_INSTRUCTIONS TO FOLLOW:_ Print the listing below in its entirety, character for character.

╔══

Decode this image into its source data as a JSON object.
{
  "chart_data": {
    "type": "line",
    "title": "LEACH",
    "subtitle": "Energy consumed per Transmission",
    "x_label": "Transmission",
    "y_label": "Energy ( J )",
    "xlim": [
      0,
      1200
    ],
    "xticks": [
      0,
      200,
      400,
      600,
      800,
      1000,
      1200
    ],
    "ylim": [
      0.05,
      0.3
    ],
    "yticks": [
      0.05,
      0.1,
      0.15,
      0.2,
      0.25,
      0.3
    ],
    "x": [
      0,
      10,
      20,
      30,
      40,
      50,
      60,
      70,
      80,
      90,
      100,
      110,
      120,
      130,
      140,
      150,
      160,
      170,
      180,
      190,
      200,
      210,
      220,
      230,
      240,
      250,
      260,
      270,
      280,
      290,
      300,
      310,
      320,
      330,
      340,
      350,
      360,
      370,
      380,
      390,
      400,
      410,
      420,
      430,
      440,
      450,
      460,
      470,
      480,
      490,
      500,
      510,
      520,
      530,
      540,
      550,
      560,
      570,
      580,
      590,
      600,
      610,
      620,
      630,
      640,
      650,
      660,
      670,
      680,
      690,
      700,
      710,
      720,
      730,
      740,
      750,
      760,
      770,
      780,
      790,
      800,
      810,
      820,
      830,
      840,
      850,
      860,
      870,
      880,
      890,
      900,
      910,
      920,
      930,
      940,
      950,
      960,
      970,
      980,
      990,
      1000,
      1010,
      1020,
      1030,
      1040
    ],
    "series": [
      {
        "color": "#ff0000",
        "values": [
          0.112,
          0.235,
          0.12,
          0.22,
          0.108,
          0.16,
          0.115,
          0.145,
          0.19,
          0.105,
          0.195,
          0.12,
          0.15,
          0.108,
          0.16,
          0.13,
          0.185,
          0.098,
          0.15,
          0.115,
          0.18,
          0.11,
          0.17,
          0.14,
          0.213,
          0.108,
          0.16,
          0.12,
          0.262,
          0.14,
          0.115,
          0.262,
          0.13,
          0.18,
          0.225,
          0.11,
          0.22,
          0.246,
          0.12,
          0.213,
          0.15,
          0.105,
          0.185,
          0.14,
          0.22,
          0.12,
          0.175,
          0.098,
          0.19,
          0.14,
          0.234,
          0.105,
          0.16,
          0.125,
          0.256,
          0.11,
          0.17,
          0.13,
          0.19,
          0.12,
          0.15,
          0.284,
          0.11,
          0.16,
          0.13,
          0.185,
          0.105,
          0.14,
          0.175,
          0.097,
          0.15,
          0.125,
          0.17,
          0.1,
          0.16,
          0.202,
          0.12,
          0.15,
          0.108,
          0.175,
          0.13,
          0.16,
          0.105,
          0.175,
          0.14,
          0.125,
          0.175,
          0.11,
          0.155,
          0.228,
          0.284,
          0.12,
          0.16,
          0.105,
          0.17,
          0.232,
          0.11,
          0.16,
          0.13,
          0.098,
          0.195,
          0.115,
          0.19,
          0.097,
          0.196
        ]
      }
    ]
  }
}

╚══

_OUTPUT OF THE EXERCISE:_
Decode this image into its source data as a JSON object.
{
  "chart_data": {
    "type": "line",
    "title": "LEACH",
    "subtitle": "Energy consumed per Transmission",
    "x_label": "Transmission",
    "y_label": "Energy ( J )",
    "xlim": [
      0,
      1200
    ],
    "xticks": [
      0,
      200,
      400,
      600,
      800,
      1000,
      1200
    ],
    "ylim": [
      0.05,
      0.3
    ],
    "yticks": [
      0.05,
      0.1,
      0.15,
      0.2,
      0.25,
      0.3
    ],
    "x": [
      0,
      10,
      20,
      30,
      40,
      50,
      60,
      70,
      80,
      90,
      100,
      110,
      120,
      130,
      140,
      150,
      160,
      170,
      180,
      190,
      200,
      210,
      220,
      230,
      240,
      250,
      260,
      270,
      280,
      290,
      300,
      310,
      320,
      330,
      340,
      350,
      360,
      370,
      380,
      390,
      400,
      410,
      420,
      430,
      440,
      450,
      460,
      470,
      480,
      490,
      500,
      510,
      520,
      530,
      540,
      550,
      560,
      570,
      580,
      590,
      600,
      610,
      620,
      630,
      640,
      650,
      660,
      670,
      680,
      690,
      700,
      710,
      720,
      730,
      740,
      750,
      760,
      770,
      780,
      790,
      800,
      810,
      820,
      830,
      840,
      850,
      860,
      870,
      880,
      890,
      900,
      910,
      920,
      930,
      940,
      950,
      960,
      970,
      980,
      990,
      1000,
      1010,
      1020,
      1030,
      1040
    ],
    "series": [
      {
        "color": "#ff0000",
        "values": [
          0.112,
          0.235,
          0.12,
          0.22,
          0.108,
          0.16,
          0.115,
          0.145,
          0.19,
          0.105,
          0.195,
          0.12,
          0.15,
          0.108,
          0.16,
          0.13,
          0.185,
          0.098,
          0.15,
          0.115,
          0.18,
          0.11,
          0.17,
          0.14,
          0.213,
          0.108,
          0.16,
          0.12,
          0.262,
          0.14,
          0.115,
          0.262,
          0.13,
          0.18,
          0.225,
          0.11,
          0.22,
          0.246,
          0.12,
          0.213,
          0.15,
          0.105,
          0.185,
          0.14,
          0.22,
          0.12,
          0.175,
          0.098,
          0.19,
          0.14,
          0.234,
          0.105,
          0.16,
          0.125,
          0.256,
          0.11,
          0.17,
          0.13,
          0.19,
          0.12,
          0.15,
          0.284,
          0.11,
          0.16,
          0.13,
          0.185,
          0.105,
          0.14,
          0.175,
          0.097,
          0.15,
          0.125,
          0.17,
          0.1,
          0.16,
          0.202,
          0.12,
          0.15,
          0.108,
          0.175,
          0.13,
          0.16,
          0.105,
          0.175,
          0.14,
          0.125,
          0.175,
          0.11,
          0.155,
          0.228,
          0.284,
          0.12,
          0.16,
          0.105,
          0.17,
          0.232,
          0.11,
          0.16,
          0.13,
          0.098,
          0.195,
          0.115,
          0.19,
          0.097,
          0.196
        ]
      }
    ]
  }
}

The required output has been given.